### Record extracts
· · · · · · ·
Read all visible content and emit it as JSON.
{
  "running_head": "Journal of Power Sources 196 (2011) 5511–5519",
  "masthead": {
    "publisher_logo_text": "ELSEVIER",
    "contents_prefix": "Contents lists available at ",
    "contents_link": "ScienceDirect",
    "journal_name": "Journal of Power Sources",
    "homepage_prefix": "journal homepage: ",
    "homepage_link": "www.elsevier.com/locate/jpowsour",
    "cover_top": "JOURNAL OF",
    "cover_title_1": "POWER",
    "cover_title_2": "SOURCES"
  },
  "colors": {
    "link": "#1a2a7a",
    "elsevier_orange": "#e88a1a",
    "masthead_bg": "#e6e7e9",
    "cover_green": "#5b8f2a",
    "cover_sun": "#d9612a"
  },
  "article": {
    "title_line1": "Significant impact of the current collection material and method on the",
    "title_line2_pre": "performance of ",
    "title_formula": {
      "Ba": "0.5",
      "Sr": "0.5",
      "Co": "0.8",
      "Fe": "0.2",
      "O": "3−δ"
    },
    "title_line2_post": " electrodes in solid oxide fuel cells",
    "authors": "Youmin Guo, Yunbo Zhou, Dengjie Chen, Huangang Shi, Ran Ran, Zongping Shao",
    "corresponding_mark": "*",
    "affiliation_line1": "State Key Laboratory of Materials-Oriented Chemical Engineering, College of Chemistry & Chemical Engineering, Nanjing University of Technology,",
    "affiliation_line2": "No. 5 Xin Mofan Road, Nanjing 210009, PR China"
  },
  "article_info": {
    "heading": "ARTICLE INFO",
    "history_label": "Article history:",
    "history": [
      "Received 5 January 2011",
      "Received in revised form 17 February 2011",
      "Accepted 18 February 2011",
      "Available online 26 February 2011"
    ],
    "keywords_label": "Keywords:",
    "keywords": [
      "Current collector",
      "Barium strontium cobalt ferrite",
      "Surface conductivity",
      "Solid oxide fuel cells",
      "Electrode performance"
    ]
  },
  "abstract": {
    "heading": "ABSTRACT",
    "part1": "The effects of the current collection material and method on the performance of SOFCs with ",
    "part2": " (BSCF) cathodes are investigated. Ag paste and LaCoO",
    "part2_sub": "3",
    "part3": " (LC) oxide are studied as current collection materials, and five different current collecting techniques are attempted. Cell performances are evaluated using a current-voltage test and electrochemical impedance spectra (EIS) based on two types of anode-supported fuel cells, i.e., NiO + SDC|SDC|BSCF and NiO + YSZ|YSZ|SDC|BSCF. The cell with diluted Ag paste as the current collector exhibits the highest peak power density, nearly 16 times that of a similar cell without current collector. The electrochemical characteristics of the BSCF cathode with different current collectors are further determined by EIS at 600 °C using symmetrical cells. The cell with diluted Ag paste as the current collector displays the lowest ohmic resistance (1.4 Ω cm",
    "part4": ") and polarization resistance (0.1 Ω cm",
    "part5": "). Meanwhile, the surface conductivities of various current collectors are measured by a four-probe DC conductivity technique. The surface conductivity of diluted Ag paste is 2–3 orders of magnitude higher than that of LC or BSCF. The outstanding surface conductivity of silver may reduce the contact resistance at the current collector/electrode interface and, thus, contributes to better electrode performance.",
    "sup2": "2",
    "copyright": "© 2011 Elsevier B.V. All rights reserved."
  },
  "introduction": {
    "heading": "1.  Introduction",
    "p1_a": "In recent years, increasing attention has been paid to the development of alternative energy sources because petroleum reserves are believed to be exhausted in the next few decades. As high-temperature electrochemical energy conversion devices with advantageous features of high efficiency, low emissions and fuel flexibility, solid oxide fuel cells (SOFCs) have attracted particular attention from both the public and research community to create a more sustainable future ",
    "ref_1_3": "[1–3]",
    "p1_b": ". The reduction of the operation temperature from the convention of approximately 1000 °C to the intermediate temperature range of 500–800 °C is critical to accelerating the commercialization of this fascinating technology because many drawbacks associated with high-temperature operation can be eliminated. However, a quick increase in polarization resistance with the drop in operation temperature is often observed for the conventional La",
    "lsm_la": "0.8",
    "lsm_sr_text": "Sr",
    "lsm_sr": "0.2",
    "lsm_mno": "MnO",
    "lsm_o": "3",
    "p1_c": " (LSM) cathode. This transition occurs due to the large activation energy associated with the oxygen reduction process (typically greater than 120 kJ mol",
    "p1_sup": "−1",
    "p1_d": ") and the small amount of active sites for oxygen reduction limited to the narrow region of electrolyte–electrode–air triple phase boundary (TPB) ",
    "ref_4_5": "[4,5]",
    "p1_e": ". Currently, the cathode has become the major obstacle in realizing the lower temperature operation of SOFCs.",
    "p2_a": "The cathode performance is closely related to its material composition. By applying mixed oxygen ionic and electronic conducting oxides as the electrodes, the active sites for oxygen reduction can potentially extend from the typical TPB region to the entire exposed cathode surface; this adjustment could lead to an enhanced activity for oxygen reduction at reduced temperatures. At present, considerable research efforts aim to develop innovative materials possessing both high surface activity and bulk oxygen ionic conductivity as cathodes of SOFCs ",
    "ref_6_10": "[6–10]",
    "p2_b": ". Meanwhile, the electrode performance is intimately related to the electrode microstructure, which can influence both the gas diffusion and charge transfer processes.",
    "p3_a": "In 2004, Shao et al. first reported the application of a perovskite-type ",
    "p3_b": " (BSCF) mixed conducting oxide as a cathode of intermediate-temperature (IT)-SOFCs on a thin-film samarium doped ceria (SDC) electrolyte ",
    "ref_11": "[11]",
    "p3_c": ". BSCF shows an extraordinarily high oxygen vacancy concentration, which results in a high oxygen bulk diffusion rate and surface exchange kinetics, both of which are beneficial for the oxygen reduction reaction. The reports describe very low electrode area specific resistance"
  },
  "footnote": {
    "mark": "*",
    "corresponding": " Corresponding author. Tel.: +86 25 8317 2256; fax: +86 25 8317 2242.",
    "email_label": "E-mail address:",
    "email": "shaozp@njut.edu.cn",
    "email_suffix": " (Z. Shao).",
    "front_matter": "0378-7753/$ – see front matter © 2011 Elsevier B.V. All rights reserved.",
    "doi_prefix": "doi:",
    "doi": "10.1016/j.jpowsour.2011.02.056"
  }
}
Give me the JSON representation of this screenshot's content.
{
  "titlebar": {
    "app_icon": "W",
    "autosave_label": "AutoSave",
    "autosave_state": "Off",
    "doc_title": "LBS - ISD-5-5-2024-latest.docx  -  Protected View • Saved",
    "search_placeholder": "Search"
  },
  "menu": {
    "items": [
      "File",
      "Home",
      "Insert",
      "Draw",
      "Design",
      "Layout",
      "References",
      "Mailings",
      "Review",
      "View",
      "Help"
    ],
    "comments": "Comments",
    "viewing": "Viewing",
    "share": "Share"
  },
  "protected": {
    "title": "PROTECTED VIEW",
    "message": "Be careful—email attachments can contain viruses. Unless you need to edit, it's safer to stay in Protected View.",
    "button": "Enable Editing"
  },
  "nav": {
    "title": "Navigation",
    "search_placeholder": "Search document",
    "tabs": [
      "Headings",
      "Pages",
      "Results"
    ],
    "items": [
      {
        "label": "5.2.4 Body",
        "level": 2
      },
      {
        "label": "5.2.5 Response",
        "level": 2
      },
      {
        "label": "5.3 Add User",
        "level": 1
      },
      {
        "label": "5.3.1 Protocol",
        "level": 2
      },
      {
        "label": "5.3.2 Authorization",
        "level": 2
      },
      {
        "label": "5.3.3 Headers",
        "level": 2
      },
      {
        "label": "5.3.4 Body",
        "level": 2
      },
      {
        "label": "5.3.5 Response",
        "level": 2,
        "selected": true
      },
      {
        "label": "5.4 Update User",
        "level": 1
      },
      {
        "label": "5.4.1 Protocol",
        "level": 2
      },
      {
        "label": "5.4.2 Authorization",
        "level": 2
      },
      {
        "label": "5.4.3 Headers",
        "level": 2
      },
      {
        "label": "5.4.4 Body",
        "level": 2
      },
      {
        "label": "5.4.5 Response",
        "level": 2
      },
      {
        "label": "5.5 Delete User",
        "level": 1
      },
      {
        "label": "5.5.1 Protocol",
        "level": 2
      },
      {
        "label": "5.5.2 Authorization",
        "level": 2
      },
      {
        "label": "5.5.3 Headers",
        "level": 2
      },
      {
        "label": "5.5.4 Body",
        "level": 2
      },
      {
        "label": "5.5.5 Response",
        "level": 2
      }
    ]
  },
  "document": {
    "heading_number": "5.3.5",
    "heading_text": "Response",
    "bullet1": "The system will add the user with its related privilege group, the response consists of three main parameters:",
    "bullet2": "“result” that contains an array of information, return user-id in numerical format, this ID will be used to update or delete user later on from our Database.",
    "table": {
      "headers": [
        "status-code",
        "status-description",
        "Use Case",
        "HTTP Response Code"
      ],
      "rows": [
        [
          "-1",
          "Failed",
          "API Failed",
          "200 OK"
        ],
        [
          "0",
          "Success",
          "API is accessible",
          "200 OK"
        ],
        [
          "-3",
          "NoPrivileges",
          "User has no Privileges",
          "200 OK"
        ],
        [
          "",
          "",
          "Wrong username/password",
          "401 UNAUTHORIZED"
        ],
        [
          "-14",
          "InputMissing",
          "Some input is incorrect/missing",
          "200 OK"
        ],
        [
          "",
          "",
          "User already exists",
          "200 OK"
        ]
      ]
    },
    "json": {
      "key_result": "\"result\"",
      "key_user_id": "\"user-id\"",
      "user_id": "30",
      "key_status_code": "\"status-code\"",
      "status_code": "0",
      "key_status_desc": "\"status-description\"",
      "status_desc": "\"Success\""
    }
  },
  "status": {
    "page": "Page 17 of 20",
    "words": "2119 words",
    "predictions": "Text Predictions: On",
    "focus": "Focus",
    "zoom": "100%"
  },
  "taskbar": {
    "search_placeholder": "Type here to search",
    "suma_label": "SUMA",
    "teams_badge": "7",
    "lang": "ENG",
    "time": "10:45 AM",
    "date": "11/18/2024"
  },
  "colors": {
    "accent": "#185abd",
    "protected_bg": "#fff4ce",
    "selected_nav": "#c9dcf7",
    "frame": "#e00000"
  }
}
· · · · · · ·
### What you need to do
Each line of the listing that includes the word "document" should be copied out.

### Problem solution
    "search_placeholder": "Search document",
  "document": {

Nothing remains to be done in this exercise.